What is needed
Exclude the pictures, then copy all remaining records exactly.

Information supplied
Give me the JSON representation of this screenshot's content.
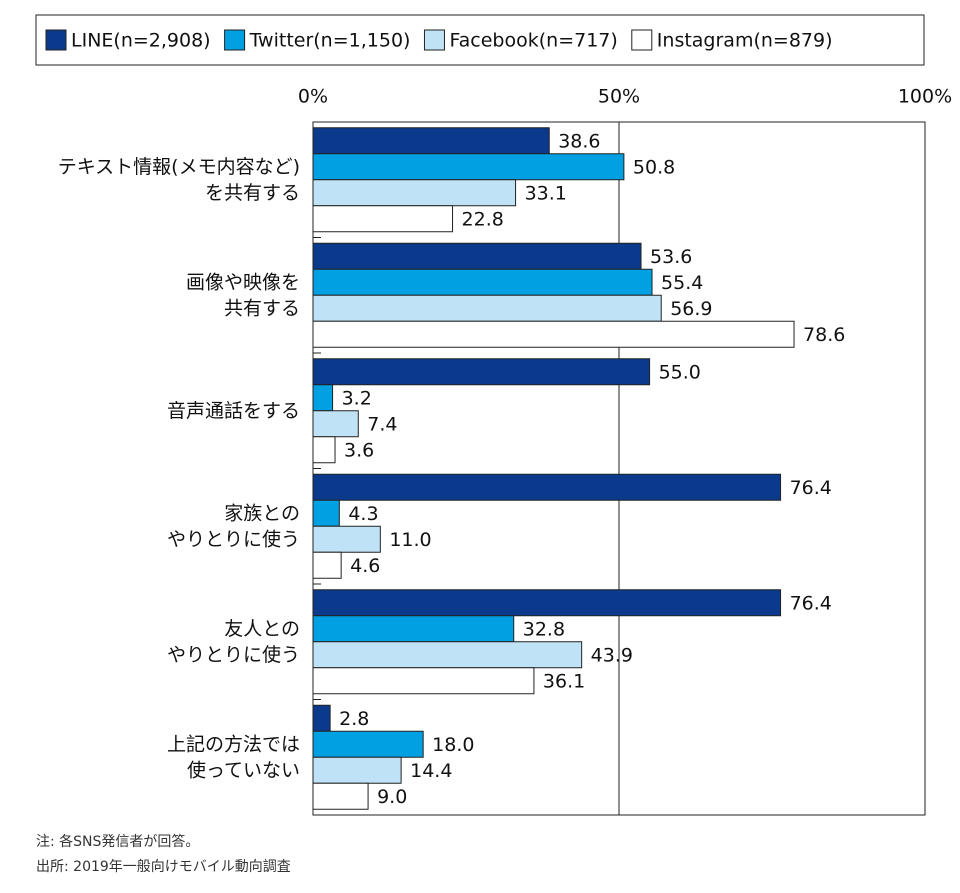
{
  "chart_data": {
    "type": "hbar",
    "categories": [
      "テキスト情報(メモ内容など)\nを共有する",
      "画像や映像を\n共有する",
      "音声通話をする",
      "家族との\nやりとりに使う",
      "友人との\nやりとりに使う",
      "上記の方法では\n使っていない"
    ],
    "series": [
      {
        "name": "LINE(n=2,908)",
        "color": "#0b3a8d",
        "values": [
          38.6,
          53.6,
          55.0,
          76.4,
          76.4,
          2.8
        ],
        "value_labels": [
          "38.6",
          "53.6",
          "55.0",
          "76.4",
          "76.4",
          "2.8"
        ]
      },
      {
        "name": "Twitter(n=1,150)",
        "color": "#00a0e3",
        "values": [
          50.8,
          55.4,
          3.2,
          4.3,
          32.8,
          18.0
        ],
        "value_labels": [
          "50.8",
          "55.4",
          "3.2",
          "4.3",
          "32.8",
          "18.0"
        ]
      },
      {
        "name": "Facebook(n=717)",
        "color": "#bfe2f7",
        "values": [
          33.1,
          56.9,
          7.4,
          11.0,
          43.9,
          14.4
        ],
        "value_labels": [
          "33.1",
          "56.9",
          "7.4",
          "11.0",
          "43.9",
          "14.4"
        ]
      },
      {
        "name": "Instagram(n=879)",
        "color": "#ffffff",
        "values": [
          22.8,
          78.6,
          3.6,
          4.6,
          36.1,
          9.0
        ],
        "value_labels": [
          "22.8",
          "78.6",
          "3.6",
          "4.6",
          "36.1",
          "9.0"
        ]
      }
    ],
    "xlim": [
      0,
      100
    ],
    "xticks": [
      {
        "value": 0,
        "label": "0%"
      },
      {
        "value": 50,
        "label": "50%"
      },
      {
        "value": 100,
        "label": "100%"
      }
    ],
    "grid": true,
    "legend": "top",
    "notes": [
      "注: 各SNS発信者が回答。",
      "出所: 2019年一般向けモバイル動向調査"
    ]
  }
}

Expected output
Give me the JSON representation of this screenshot's content.
{
  "chart_data": {
    "type": "hbar",
    "categories": [
      "テキスト情報(メモ内容など)\nを共有する",
      "画像や映像を\n共有する",
      "音声通話をする",
      "家族との\nやりとりに使う",
      "友人との\nやりとりに使う",
      "上記の方法では\n使っていない"
    ],
    "series": [
      {
        "name": "LINE(n=2,908)",
        "color": "#0b3a8d",
        "values": [
          38.6,
          53.6,
          55.0,
          76.4,
          76.4,
          2.8
        ],
        "value_labels": [
          "38.6",
          "53.6",
          "55.0",
          "76.4",
          "76.4",
          "2.8"
        ]
      },
      {
        "name": "Twitter(n=1,150)",
        "color": "#00a0e3",
        "values": [
          50.8,
          55.4,
          3.2,
          4.3,
          32.8,
          18.0
        ],
        "value_labels": [
          "50.8",
          "55.4",
          "3.2",
          "4.3",
          "32.8",
          "18.0"
        ]
      },
      {
        "name": "Facebook(n=717)",
        "color": "#bfe2f7",
        "values": [
          33.1,
          56.9,
          7.4,
          11.0,
          43.9,
          14.4
        ],
        "value_labels": [
          "33.1",
          "56.9",
          "7.4",
          "11.0",
          "43.9",
          "14.4"
        ]
      },
      {
        "name": "Instagram(n=879)",
        "color": "#ffffff",
        "values": [
          22.8,
          78.6,
          3.6,
          4.6,
          36.1,
          9.0
        ],
        "value_labels": [
          "22.8",
          "78.6",
          "3.6",
          "4.6",
          "36.1",
          "9.0"
        ]
      }
    ],
    "xlim": [
      0,
      100
    ],
    "xticks": [
      {
        "value": 0,
        "label": "0%"
      },
      {
        "value": 50,
        "label": "50%"
      },
      {
        "value": 100,
        "label": "100%"
      }
    ],
    "grid": true,
    "legend": "top",
    "notes": [
      "注: 各SNS発信者が回答。",
      "出所: 2019年一般向けモバイル動向調査"
    ]
  }
}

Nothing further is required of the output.